Written instruction: Set down the records once more, please, exactly and with the pictures left out.

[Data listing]

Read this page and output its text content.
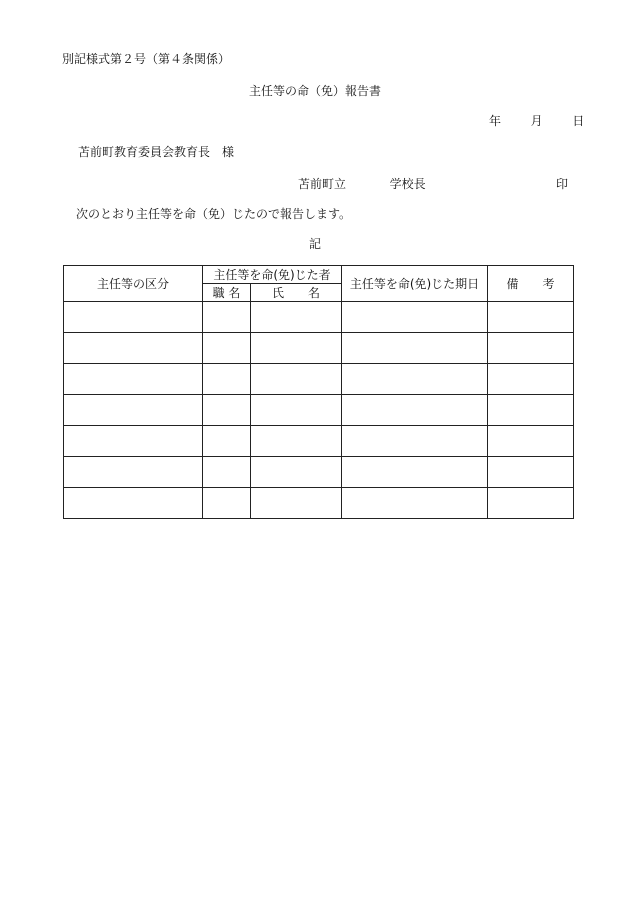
別記様式第２号（第４条関係）
主任等の命（免）報告書
年 月 日
苫前町教育委員会教育長　様
苫前町立	学校長	印
次のとおり主任等を命（免）じたので報告します。
記
主任等の区分	主任等を命(免)じた者		主任等を命(免)じた期日	備　　考
	職 名	氏　　名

Answer to the task:
Read this page and output its text content.
別記様式第２号（第４条関係）
主任等の命（免）報告書
年 月 日
苫前町教育委員会教育長　様
苫前町立	学校長	印
次のとおり主任等を命（免）じたので報告します。
記
主任等の区分	主任等を命(免)じた者		主任等を命(免)じた期日	備　　考
	職 名	氏　　名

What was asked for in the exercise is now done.